» **WHAT TO WORK ON**: Search the data for the word "fwhm" and copy every line where it occurs.

------------------------------------------------------------

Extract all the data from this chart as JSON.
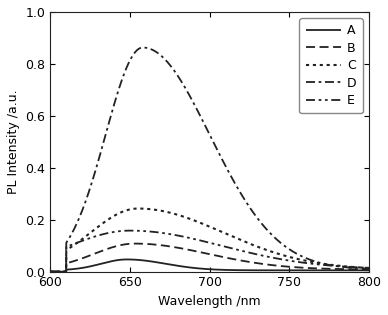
{
  "xlabel": "Wavelength /nm",
  "ylabel": "PL Intensity /a.u.",
  "xlim": [
    600,
    800
  ],
  "ylim": [
    0,
    1.0
  ],
  "xticks": [
    600,
    650,
    700,
    750,
    800
  ],
  "yticks": [
    0.0,
    0.2,
    0.4,
    0.6,
    0.8,
    1.0
  ],
  "series": [
    {
      "label": "A",
      "linestyle": "solid",
      "color": "#222222",
      "linewidth": 1.3,
      "peak_wl": 648,
      "peak_int": 0.042,
      "fwhm": 38,
      "skew": 1.5,
      "baseline": 0.005
    },
    {
      "label": "B",
      "linestyle": "dashed",
      "color": "#222222",
      "linewidth": 1.3,
      "peak_wl": 653,
      "peak_int": 0.1,
      "fwhm": 60,
      "skew": 1.8,
      "baseline": 0.008
    },
    {
      "label": "C",
      "linestyle": "dotted",
      "color": "#222222",
      "linewidth": 1.5,
      "peak_wl": 655,
      "peak_int": 0.235,
      "fwhm": 70,
      "skew": 1.8,
      "baseline": 0.008
    },
    {
      "label": "D",
      "linestyle": "dashdot",
      "color": "#222222",
      "linewidth": 1.3,
      "peak_wl": 658,
      "peak_int": 0.855,
      "fwhm": 55,
      "skew": 1.8,
      "baseline": 0.008
    },
    {
      "label": "E",
      "linestyle": "dashdotdot",
      "color": "#222222",
      "linewidth": 1.3,
      "peak_wl": 650,
      "peak_int": 0.148,
      "fwhm": 90,
      "skew": 1.5,
      "baseline": 0.01
    }
  ],
  "background_color": "#ffffff",
  "legend_loc": "upper right",
  "label_fontsize": 9,
  "tick_fontsize": 9
}
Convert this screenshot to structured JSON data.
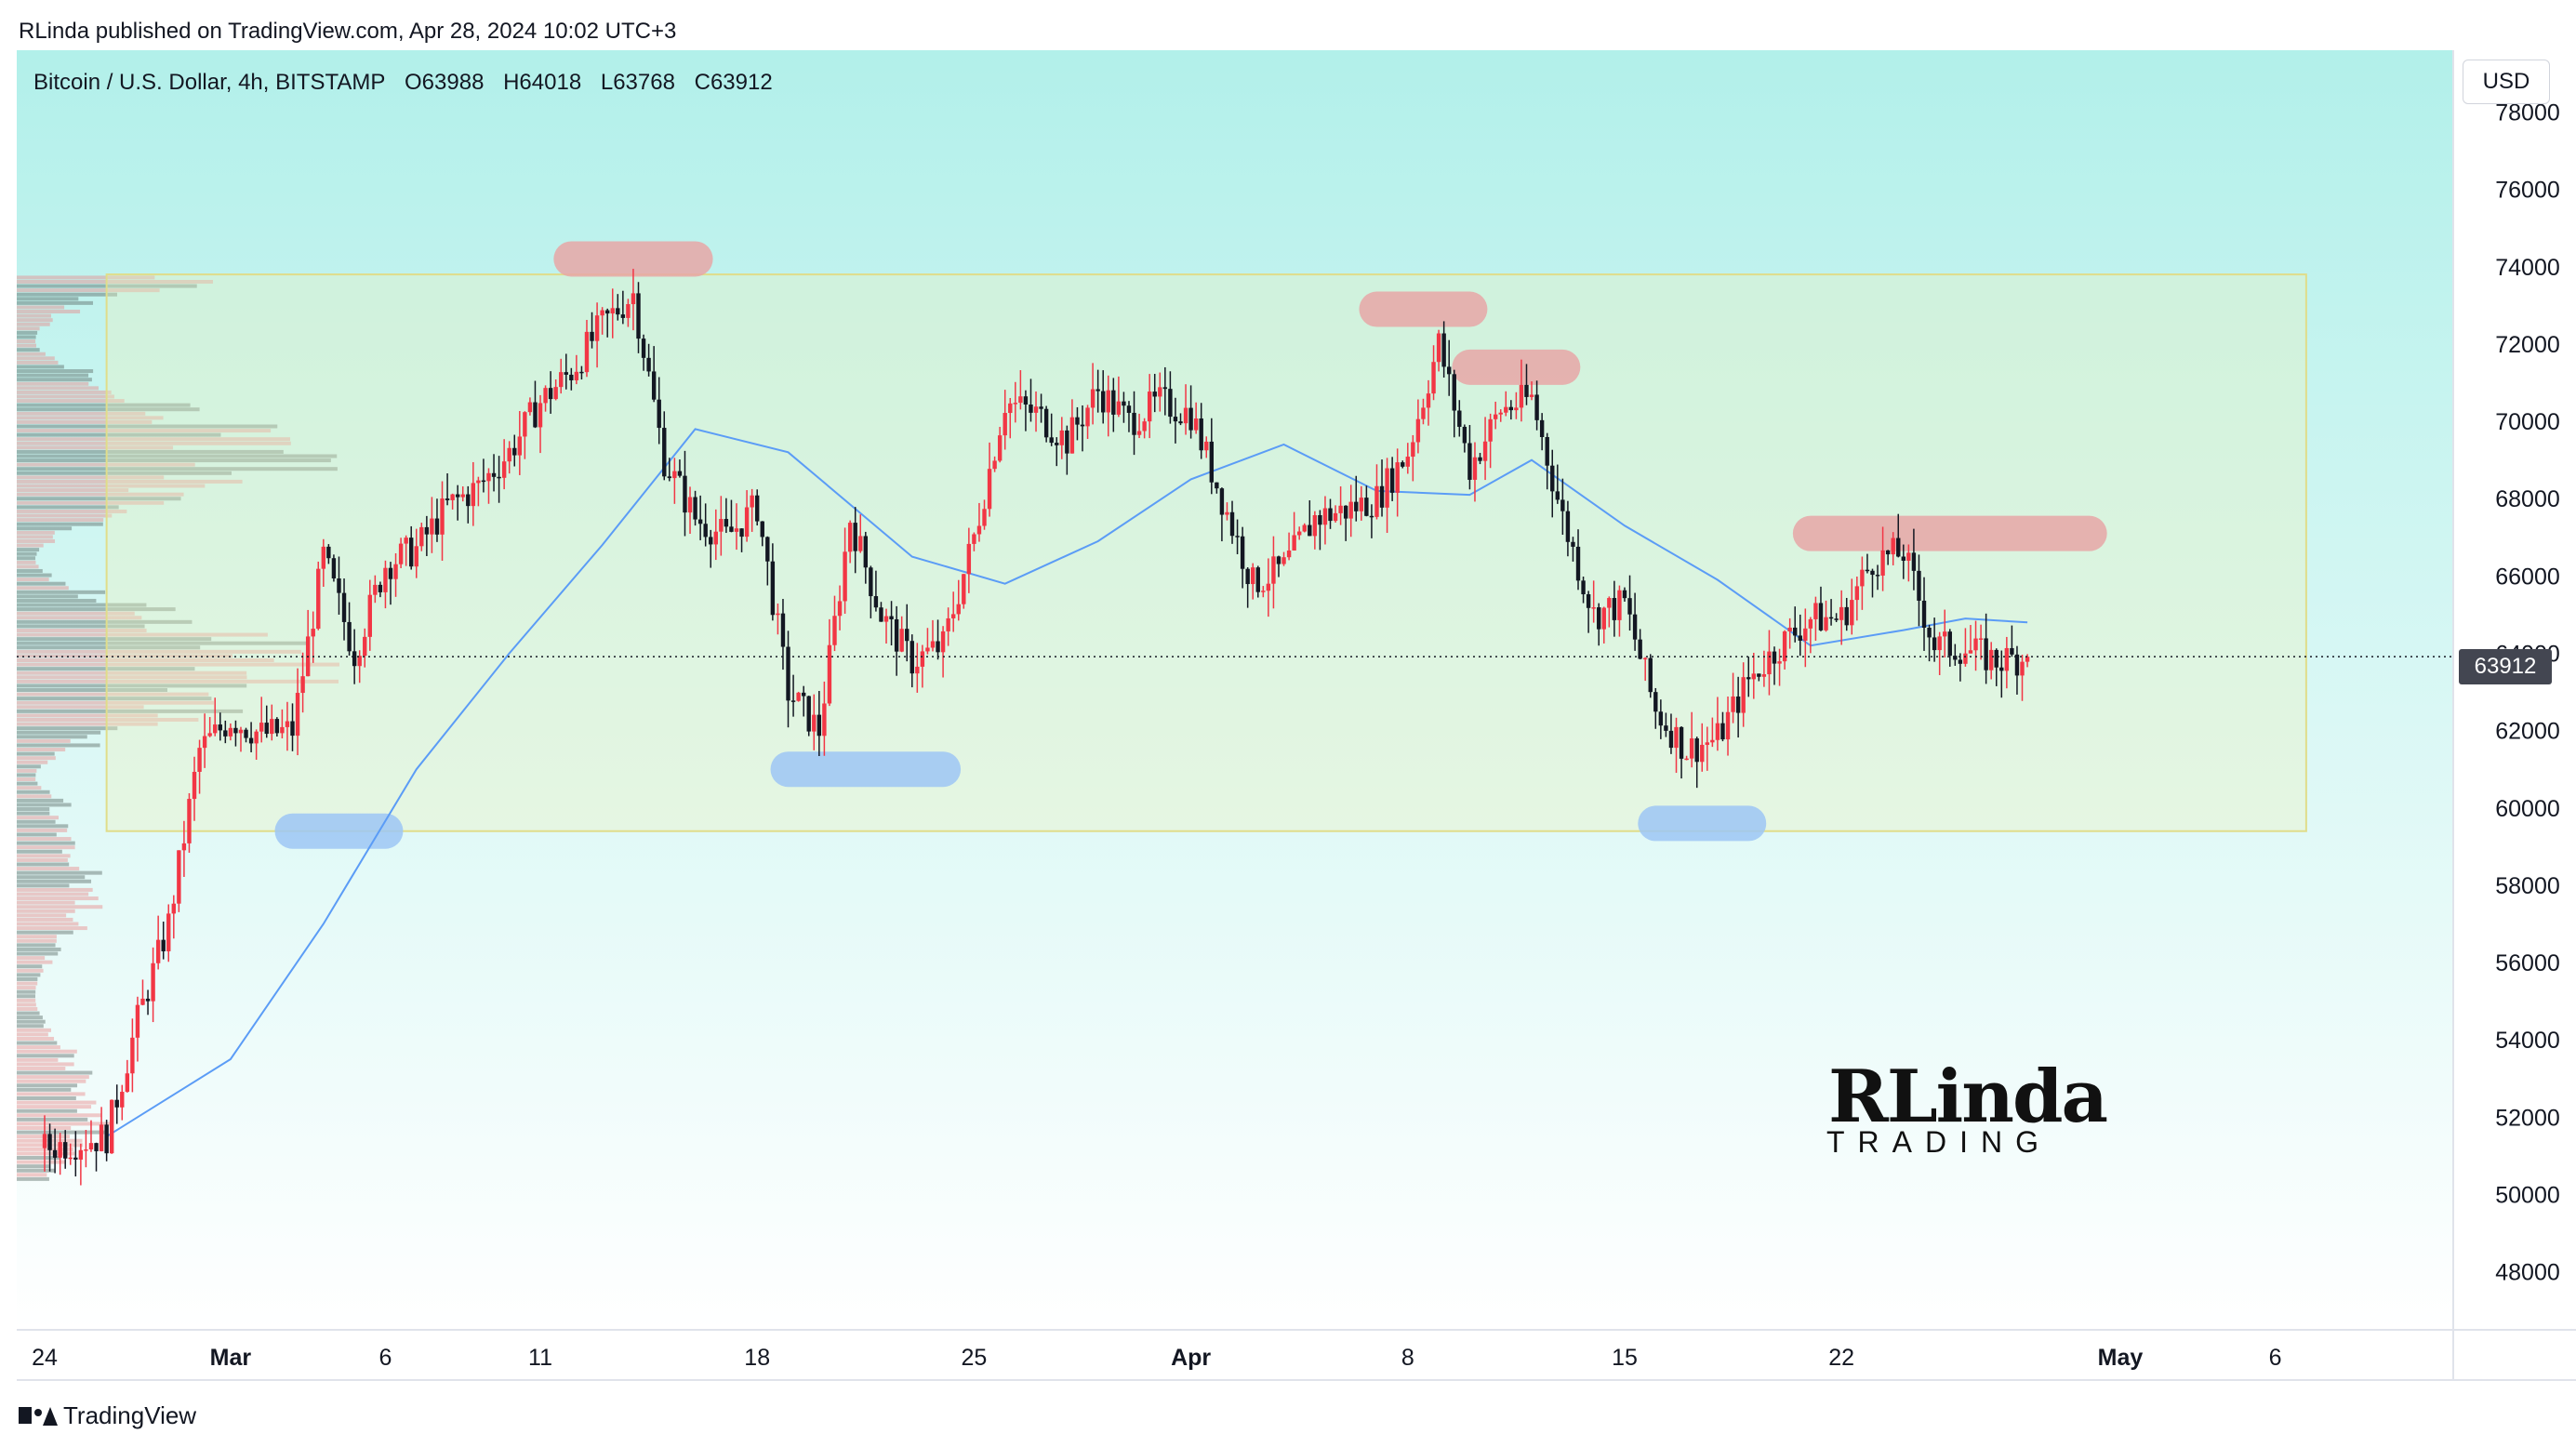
{
  "header": {
    "publisher_line": "RLinda published on TradingView.com, Apr 28, 2024 10:02 UTC+3"
  },
  "legend": {
    "symbol": "Bitcoin / U.S. Dollar, 4h, BITSTAMP",
    "open": "O63988",
    "high": "H64018",
    "low": "L63768",
    "close": "C63912"
  },
  "currency_button": "USD",
  "last_price_label": "63912",
  "brand": {
    "line1": "RLinda",
    "line2": "TRADING"
  },
  "footer": {
    "logo_icon": "tradingview-logo-icon",
    "label": "TradingView"
  },
  "colors": {
    "up": "#f23645",
    "down": "#131722",
    "ma": "#5b9cf6",
    "resistance": "#e8a7a7",
    "support": "#9ec7f5",
    "range_box": "#e0dd8a",
    "bg_top": "#b2f0ea",
    "bg_bottom": "#ffffff"
  },
  "chart_data": {
    "type": "candlestick",
    "timeframe": "4h",
    "x_tick_labels": [
      "24",
      "Mar",
      "6",
      "11",
      "18",
      "25",
      "Apr",
      "8",
      "15",
      "22",
      "May",
      "6"
    ],
    "y_tick_labels": [
      "78000",
      "76000",
      "74000",
      "72000",
      "70000",
      "68000",
      "66000",
      "64000",
      "62000",
      "60000",
      "58000",
      "56000",
      "54000",
      "52000",
      "50000",
      "48000"
    ],
    "ylim": [
      46500,
      79600
    ],
    "last_price": 63912,
    "range_box": {
      "from": "Feb 26",
      "to": "May 7",
      "high": 73800,
      "low": 59400
    },
    "resistance_zones": [
      {
        "from": "Mar 12",
        "to": "Mar 16",
        "price": 74200
      },
      {
        "from": "Apr 7",
        "to": "Apr 10",
        "price": 72900
      },
      {
        "from": "Apr 10",
        "to": "Apr 13",
        "price": 71400
      },
      {
        "from": "Apr 21",
        "to": "Apr 30",
        "price": 67100
      }
    ],
    "support_zones": [
      {
        "from": "Mar 3",
        "to": "Mar 6",
        "price": 59400
      },
      {
        "from": "Mar 19",
        "to": "Mar 24",
        "price": 61000
      },
      {
        "from": "Apr 16",
        "to": "Apr 19",
        "price": 59600
      }
    ],
    "path_points": [
      [
        "Feb 24",
        51200
      ],
      [
        "Feb 26",
        51500
      ],
      [
        "Feb 27",
        54500
      ],
      [
        "Feb 28",
        57000
      ],
      [
        "Feb 29",
        61500
      ],
      [
        "Mar 1",
        62300
      ],
      [
        "Mar 2",
        61900
      ],
      [
        "Mar 3",
        62000
      ],
      [
        "Mar 4",
        66500
      ],
      [
        "Mar 5",
        64000
      ],
      [
        "Mar 6",
        66300
      ],
      [
        "Mar 7",
        66700
      ],
      [
        "Mar 8",
        67800
      ],
      [
        "Mar 9",
        68300
      ],
      [
        "Mar 10",
        69200
      ],
      [
        "Mar 11",
        70500
      ],
      [
        "Mar 12",
        71300
      ],
      [
        "Mar 13",
        72500
      ],
      [
        "Mar 14",
        73300
      ],
      [
        "Mar 15",
        69000
      ],
      [
        "Mar 16",
        67500
      ],
      [
        "Mar 17",
        67000
      ],
      [
        "Mar 18",
        67800
      ],
      [
        "Mar 19",
        63000
      ],
      [
        "Mar 20",
        62000
      ],
      [
        "Mar 21",
        67500
      ],
      [
        "Mar 22",
        65000
      ],
      [
        "Mar 23",
        63800
      ],
      [
        "Mar 24",
        64200
      ],
      [
        "Mar 25",
        67000
      ],
      [
        "Mar 26",
        70500
      ],
      [
        "Mar 27",
        70200
      ],
      [
        "Mar 28",
        69500
      ],
      [
        "Mar 29",
        70800
      ],
      [
        "Mar 30",
        70000
      ],
      [
        "Mar 31",
        70500
      ],
      [
        "Apr 1",
        70200
      ],
      [
        "Apr 2",
        68000
      ],
      [
        "Apr 3",
        65800
      ],
      [
        "Apr 4",
        66200
      ],
      [
        "Apr 5",
        67500
      ],
      [
        "Apr 6",
        67700
      ],
      [
        "Apr 7",
        68000
      ],
      [
        "Apr 8",
        69200
      ],
      [
        "Apr 9",
        72000
      ],
      [
        "Apr 10",
        68800
      ],
      [
        "Apr 11",
        70300
      ],
      [
        "Apr 12",
        70600
      ],
      [
        "Apr 13",
        67500
      ],
      [
        "Apr 14",
        65000
      ],
      [
        "Apr 15",
        65300
      ],
      [
        "Apr 16",
        62500
      ],
      [
        "Apr 17",
        61500
      ],
      [
        "Apr 18",
        61800
      ],
      [
        "Apr 19",
        63300
      ],
      [
        "Apr 20",
        64200
      ],
      [
        "Apr 21",
        64900
      ],
      [
        "Apr 22",
        64900
      ],
      [
        "Apr 23",
        66400
      ],
      [
        "Apr 24",
        66600
      ],
      [
        "Apr 25",
        64200
      ],
      [
        "Apr 26",
        64100
      ],
      [
        "Apr 27",
        63800
      ],
      [
        "Apr 28",
        63912
      ]
    ],
    "moving_average": [
      [
        "Feb 26",
        51500
      ],
      [
        "Mar 1",
        53500
      ],
      [
        "Mar 4",
        57000
      ],
      [
        "Mar 7",
        61000
      ],
      [
        "Mar 10",
        64000
      ],
      [
        "Mar 13",
        66800
      ],
      [
        "Mar 16",
        69800
      ],
      [
        "Mar 19",
        69200
      ],
      [
        "Mar 23",
        66500
      ],
      [
        "Mar 26",
        65800
      ],
      [
        "Mar 29",
        66900
      ],
      [
        "Apr 1",
        68500
      ],
      [
        "Apr 4",
        69400
      ],
      [
        "Apr 7",
        68200
      ],
      [
        "Apr 10",
        68100
      ],
      [
        "Apr 12",
        69000
      ],
      [
        "Apr 15",
        67300
      ],
      [
        "Apr 18",
        65900
      ],
      [
        "Apr 21",
        64200
      ],
      [
        "Apr 24",
        64600
      ],
      [
        "Apr 26",
        64900
      ],
      [
        "Apr 28",
        64800
      ]
    ]
  }
}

------------------------------------------------------------

» **RESPONSE TO THIS TASK**:
      "fwhm": 38,
      "fwhm": 60,
      "fwhm": 70,
      "fwhm": 55,
      "fwhm": 90,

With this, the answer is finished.